== Recorded information ==

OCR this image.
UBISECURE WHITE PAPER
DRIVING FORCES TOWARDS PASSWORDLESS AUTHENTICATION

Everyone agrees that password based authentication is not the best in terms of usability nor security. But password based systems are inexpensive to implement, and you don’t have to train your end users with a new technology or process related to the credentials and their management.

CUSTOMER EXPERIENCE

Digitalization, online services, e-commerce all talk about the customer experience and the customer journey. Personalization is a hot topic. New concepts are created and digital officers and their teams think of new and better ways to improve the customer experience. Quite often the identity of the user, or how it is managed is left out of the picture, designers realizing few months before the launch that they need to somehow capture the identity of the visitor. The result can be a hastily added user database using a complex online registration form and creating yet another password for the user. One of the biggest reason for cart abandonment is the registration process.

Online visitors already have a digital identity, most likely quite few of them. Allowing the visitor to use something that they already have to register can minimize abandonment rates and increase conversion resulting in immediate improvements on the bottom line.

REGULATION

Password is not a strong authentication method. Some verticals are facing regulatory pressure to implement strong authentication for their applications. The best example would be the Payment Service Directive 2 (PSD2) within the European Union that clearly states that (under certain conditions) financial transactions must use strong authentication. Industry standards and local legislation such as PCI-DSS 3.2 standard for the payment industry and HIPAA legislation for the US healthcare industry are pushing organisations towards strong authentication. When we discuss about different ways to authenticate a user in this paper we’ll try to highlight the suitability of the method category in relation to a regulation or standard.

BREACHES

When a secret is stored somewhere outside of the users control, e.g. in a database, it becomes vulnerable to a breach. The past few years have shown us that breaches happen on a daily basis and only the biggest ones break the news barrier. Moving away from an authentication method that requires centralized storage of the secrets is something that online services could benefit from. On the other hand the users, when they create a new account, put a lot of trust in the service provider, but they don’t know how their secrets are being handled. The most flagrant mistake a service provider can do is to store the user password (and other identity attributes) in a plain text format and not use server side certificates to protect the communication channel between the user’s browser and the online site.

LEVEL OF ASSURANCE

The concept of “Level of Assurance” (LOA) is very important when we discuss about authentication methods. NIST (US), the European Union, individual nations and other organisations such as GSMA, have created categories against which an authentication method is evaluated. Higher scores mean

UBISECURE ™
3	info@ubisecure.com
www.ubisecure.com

== What you will do ==
All of the material above needs to be retyped word for word.

== Solution to this problem ==
OCR this image.
UBISECURE WHITE PAPER
DRIVING FORCES TOWARDS PASSWORDLESS AUTHENTICATION

Everyone agrees that password based authentication is not the best in terms of usability nor security. But password based systems are inexpensive to implement, and you don’t have to train your end users with a new technology or process related to the credentials and their management.

CUSTOMER EXPERIENCE

Digitalization, online services, e-commerce all talk about the customer experience and the customer journey. Personalization is a hot topic. New concepts are created and digital officers and their teams think of new and better ways to improve the customer experience. Quite often the identity of the user, or how it is managed is left out of the picture, designers realizing few months before the launch that they need to somehow capture the identity of the visitor. The result can be a hastily added user database using a complex online registration form and creating yet another password for the user. One of the biggest reason for cart abandonment is the registration process.

Online visitors already have a digital identity, most likely quite few of them. Allowing the visitor to use something that they already have to register can minimize abandonment rates and increase conversion resulting in immediate improvements on the bottom line.

REGULATION

Password is not a strong authentication method. Some verticals are facing regulatory pressure to implement strong authentication for their applications. The best example would be the Payment Service Directive 2 (PSD2) within the European Union that clearly states that (under certain conditions) financial transactions must use strong authentication. Industry standards and local legislation such as PCI-DSS 3.2 standard for the payment industry and HIPAA legislation for the US healthcare industry are pushing organisations towards strong authentication. When we discuss about different ways to authenticate a user in this paper we’ll try to highlight the suitability of the method category in relation to a regulation or standard.

BREACHES

When a secret is stored somewhere outside of the users control, e.g. in a database, it becomes vulnerable to a breach. The past few years have shown us that breaches happen on a daily basis and only the biggest ones break the news barrier. Moving away from an authentication method that requires centralized storage of the secrets is something that online services could benefit from. On the other hand the users, when they create a new account, put a lot of trust in the service provider, but they don’t know how their secrets are being handled. The most flagrant mistake a service provider can do is to store the user password (and other identity attributes) in a plain text format and not use server side certificates to protect the communication channel between the user’s browser and the online site.

LEVEL OF ASSURANCE

The concept of “Level of Assurance” (LOA) is very important when we discuss about authentication methods. NIST (US), the European Union, individual nations and other organisations such as GSMA, have created categories against which an authentication method is evaluated. Higher scores mean

UBISECURE ™
3	info@ubisecure.com
www.ubisecure.com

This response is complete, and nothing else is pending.